### [PROBLEM TO WORK ON]
Examine the records and identify each line that includes the string "color". Copy those lines.

[Records from a collection of figures]
------------------------------------------------------------------------
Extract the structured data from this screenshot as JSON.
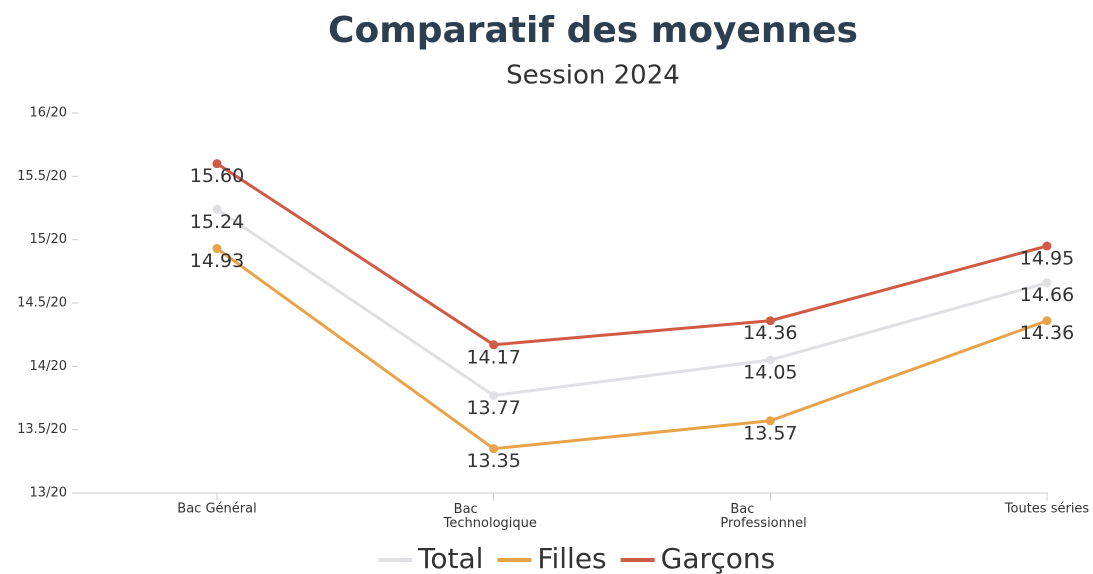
{
  "chart_data": {
    "type": "line",
    "title": "Comparatif des moyennes",
    "subtitle": "Session 2024",
    "categories": [
      "Bac Général",
      "Bac Technologique",
      "Bac Professionnel",
      "Toutes séries"
    ],
    "series": [
      {
        "name": "Total",
        "color": "#e0dfe3",
        "values": [
          15.24,
          13.77,
          14.05,
          14.66
        ],
        "value_labels": [
          "15.24",
          "13.77",
          "14.05",
          "14.66"
        ]
      },
      {
        "name": "Filles",
        "color": "#e8a34a",
        "values": [
          14.93,
          13.35,
          13.57,
          14.36
        ],
        "value_labels": [
          "14.93",
          "13.35",
          "13.57",
          "14.36"
        ]
      },
      {
        "name": "Garçons",
        "color": "#d15a45",
        "values": [
          15.6,
          14.17,
          14.36,
          14.95
        ],
        "value_labels": [
          "15.60",
          "14.17",
          "14.36",
          "14.95"
        ]
      }
    ],
    "ylim": [
      13,
      16
    ],
    "yticks": [
      {
        "value": 13,
        "label": "13/20"
      },
      {
        "value": 13.5,
        "label": "13.5/20"
      },
      {
        "value": 14,
        "label": "14/20"
      },
      {
        "value": 14.5,
        "label": "14.5/20"
      },
      {
        "value": 15,
        "label": "15/20"
      },
      {
        "value": 15.5,
        "label": "15.5/20"
      },
      {
        "value": 16,
        "label": "16/20"
      }
    ]
  }
}
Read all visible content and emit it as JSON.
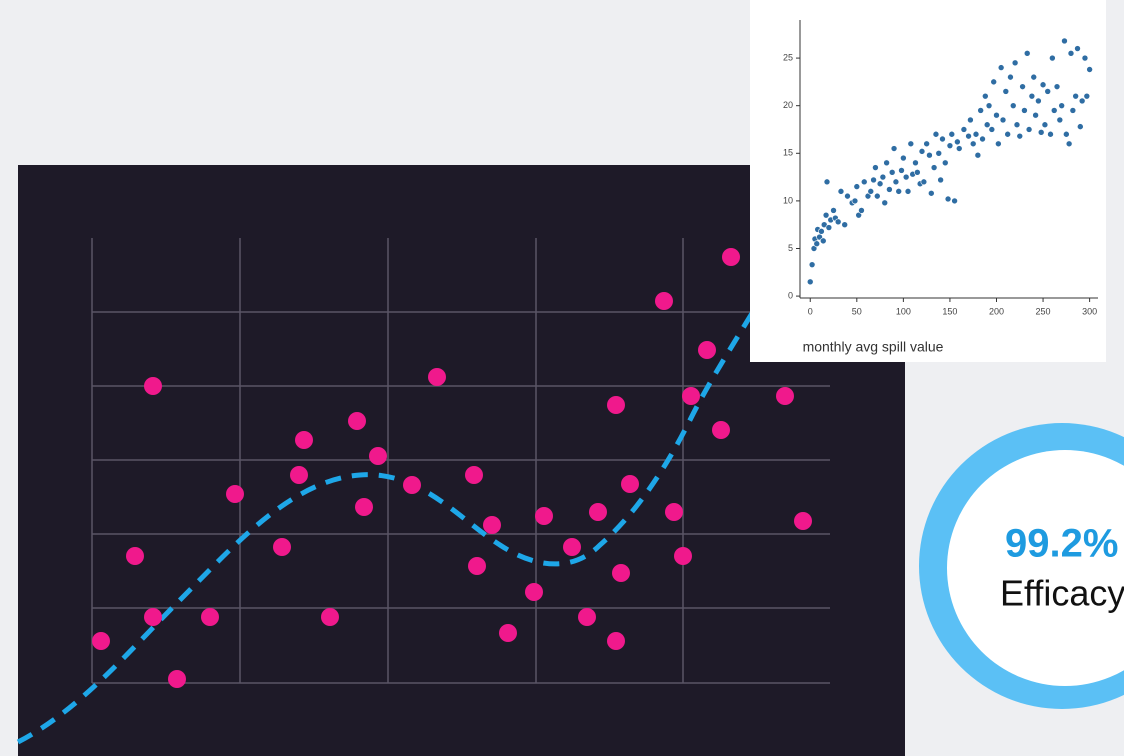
{
  "chart_data": {
    "type": "scatter",
    "xlabel": "monthly avg spill value",
    "color": "#2f6da3",
    "xlim": [
      -11,
      309
    ],
    "ylim": [
      -0.2,
      29
    ],
    "xticks": [
      0,
      50,
      100,
      150,
      200,
      250,
      300
    ],
    "yticks": [
      0,
      5,
      10,
      15,
      20,
      25
    ],
    "x": [
      0,
      2,
      4,
      5,
      7,
      8,
      10,
      12,
      14,
      15,
      17,
      18,
      20,
      22,
      25,
      27,
      30,
      33,
      37,
      40,
      45,
      48,
      50,
      52,
      55,
      58,
      62,
      65,
      68,
      70,
      72,
      75,
      78,
      80,
      82,
      85,
      88,
      90,
      92,
      95,
      98,
      100,
      103,
      105,
      108,
      110,
      113,
      115,
      118,
      120,
      122,
      125,
      128,
      130,
      133,
      135,
      138,
      140,
      142,
      145,
      148,
      150,
      152,
      155,
      158,
      160,
      165,
      170,
      172,
      175,
      178,
      180,
      183,
      185,
      188,
      190,
      192,
      195,
      197,
      200,
      202,
      205,
      207,
      210,
      212,
      215,
      218,
      220,
      222,
      225,
      228,
      230,
      233,
      235,
      238,
      240,
      242,
      245,
      248,
      250,
      252,
      255,
      258,
      260,
      262,
      265,
      268,
      270,
      273,
      275,
      278,
      280,
      282,
      285,
      287,
      290,
      292,
      295,
      297,
      300
    ],
    "values": [
      1.5,
      3.3,
      5,
      6,
      5.5,
      7,
      6.2,
      6.8,
      5.8,
      7.5,
      8.5,
      12,
      7.2,
      8,
      9,
      8.2,
      7.8,
      11,
      7.5,
      10.5,
      9.8,
      10,
      11.5,
      8.5,
      9,
      12,
      10.5,
      11,
      12.2,
      13.5,
      10.5,
      11.8,
      12.5,
      9.8,
      14,
      11.2,
      13,
      15.5,
      12,
      11,
      13.2,
      14.5,
      12.5,
      11,
      16,
      12.8,
      14,
      13,
      11.8,
      15.2,
      12,
      16,
      14.8,
      10.8,
      13.5,
      17,
      15,
      12.2,
      16.5,
      14,
      10.2,
      15.8,
      17,
      10,
      16.2,
      15.5,
      17.5,
      16.8,
      18.5,
      16,
      17,
      14.8,
      19.5,
      16.5,
      21,
      18,
      20,
      17.5,
      22.5,
      19,
      16,
      24,
      18.5,
      21.5,
      17,
      23,
      20,
      24.5,
      18,
      16.8,
      22,
      19.5,
      25.5,
      17.5,
      21,
      23,
      19,
      20.5,
      17.2,
      22.2,
      18,
      21.5,
      17,
      25,
      19.5,
      22,
      18.5,
      20,
      26.8,
      17,
      16,
      25.5,
      19.5,
      21,
      26,
      17.8,
      20.5,
      25,
      21,
      23.8
    ]
  },
  "badge": {
    "value": "99.2%",
    "label": "Efficacy"
  }
}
------------------------------------------------------------------------
### [EXERCISE RESULT]
        "color": "#e0dfe3",
        "color": "#e8a34a",
        "color": "#d15a45",
    "color": "#2f6da3",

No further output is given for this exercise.